■ **TASK TO COMPLETE**:
Copy out all of the material exactly as presented.

■ **DATA SHOWN**:
┏━━

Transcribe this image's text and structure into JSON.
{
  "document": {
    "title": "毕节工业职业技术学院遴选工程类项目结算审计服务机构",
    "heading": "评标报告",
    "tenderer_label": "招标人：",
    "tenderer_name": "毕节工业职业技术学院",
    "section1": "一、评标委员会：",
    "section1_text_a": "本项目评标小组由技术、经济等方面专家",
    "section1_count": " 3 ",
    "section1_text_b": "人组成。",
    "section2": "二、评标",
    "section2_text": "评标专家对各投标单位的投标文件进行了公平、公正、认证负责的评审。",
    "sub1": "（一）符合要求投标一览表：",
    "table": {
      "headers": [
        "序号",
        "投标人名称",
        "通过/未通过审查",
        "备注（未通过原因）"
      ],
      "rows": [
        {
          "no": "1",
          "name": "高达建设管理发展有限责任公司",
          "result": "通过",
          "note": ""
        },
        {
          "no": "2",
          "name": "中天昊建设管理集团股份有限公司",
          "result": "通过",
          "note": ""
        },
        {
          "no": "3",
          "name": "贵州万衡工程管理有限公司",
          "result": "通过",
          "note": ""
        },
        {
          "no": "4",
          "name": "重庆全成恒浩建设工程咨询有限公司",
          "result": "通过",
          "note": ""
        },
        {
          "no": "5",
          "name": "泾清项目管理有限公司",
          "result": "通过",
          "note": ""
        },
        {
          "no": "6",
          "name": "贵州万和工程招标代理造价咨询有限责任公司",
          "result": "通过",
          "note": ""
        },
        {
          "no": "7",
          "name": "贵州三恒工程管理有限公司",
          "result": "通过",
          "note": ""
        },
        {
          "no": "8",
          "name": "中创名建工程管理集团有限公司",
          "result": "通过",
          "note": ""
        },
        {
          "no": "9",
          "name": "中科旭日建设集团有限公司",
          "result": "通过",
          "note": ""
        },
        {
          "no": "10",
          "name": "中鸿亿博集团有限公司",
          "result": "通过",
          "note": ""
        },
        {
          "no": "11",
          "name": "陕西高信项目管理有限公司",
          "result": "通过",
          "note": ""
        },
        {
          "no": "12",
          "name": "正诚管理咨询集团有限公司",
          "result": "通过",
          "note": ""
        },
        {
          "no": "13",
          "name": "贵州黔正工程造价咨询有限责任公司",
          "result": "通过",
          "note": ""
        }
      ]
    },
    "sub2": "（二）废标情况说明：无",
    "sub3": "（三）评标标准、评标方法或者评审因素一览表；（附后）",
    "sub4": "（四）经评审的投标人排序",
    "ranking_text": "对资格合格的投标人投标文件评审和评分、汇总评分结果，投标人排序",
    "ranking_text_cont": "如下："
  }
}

┗━━

■ **TASK RESULT**:
Transcribe this image's text and structure into JSON.
{
  "document": {
    "title": "毕节工业职业技术学院遴选工程类项目结算审计服务机构",
    "heading": "评标报告",
    "tenderer_label": "招标人：",
    "tenderer_name": "毕节工业职业技术学院",
    "section1": "一、评标委员会：",
    "section1_text_a": "本项目评标小组由技术、经济等方面专家",
    "section1_count": " 3 ",
    "section1_text_b": "人组成。",
    "section2": "二、评标",
    "section2_text": "评标专家对各投标单位的投标文件进行了公平、公正、认证负责的评审。",
    "sub1": "（一）符合要求投标一览表：",
    "table": {
      "headers": [
        "序号",
        "投标人名称",
        "通过/未通过审查",
        "备注（未通过原因）"
      ],
      "rows": [
        {
          "no": "1",
          "name": "高达建设管理发展有限责任公司",
          "result": "通过",
          "note": ""
        },
        {
          "no": "2",
          "name": "中天昊建设管理集团股份有限公司",
          "result": "通过",
          "note": ""
        },
        {
          "no": "3",
          "name": "贵州万衡工程管理有限公司",
          "result": "通过",
          "note": ""
        },
        {
          "no": "4",
          "name": "重庆全成恒浩建设工程咨询有限公司",
          "result": "通过",
          "note": ""
        },
        {
          "no": "5",
          "name": "泾清项目管理有限公司",
          "result": "通过",
          "note": ""
        },
        {
          "no": "6",
          "name": "贵州万和工程招标代理造价咨询有限责任公司",
          "result": "通过",
          "note": ""
        },
        {
          "no": "7",
          "name": "贵州三恒工程管理有限公司",
          "result": "通过",
          "note": ""
        },
        {
          "no": "8",
          "name": "中创名建工程管理集团有限公司",
          "result": "通过",
          "note": ""
        },
        {
          "no": "9",
          "name": "中科旭日建设集团有限公司",
          "result": "通过",
          "note": ""
        },
        {
          "no": "10",
          "name": "中鸿亿博集团有限公司",
          "result": "通过",
          "note": ""
        },
        {
          "no": "11",
          "name": "陕西高信项目管理有限公司",
          "result": "通过",
          "note": ""
        },
        {
          "no": "12",
          "name": "正诚管理咨询集团有限公司",
          "result": "通过",
          "note": ""
        },
        {
          "no": "13",
          "name": "贵州黔正工程造价咨询有限责任公司",
          "result": "通过",
          "note": ""
        }
      ]
    },
    "sub2": "（二）废标情况说明：无",
    "sub3": "（三）评标标准、评标方法或者评审因素一览表；（附后）",
    "sub4": "（四）经评审的投标人排序",
    "ranking_text": "对资格合格的投标人投标文件评审和评分、汇总评分结果，投标人排序",
    "ranking_text_cont": "如下："
  }
}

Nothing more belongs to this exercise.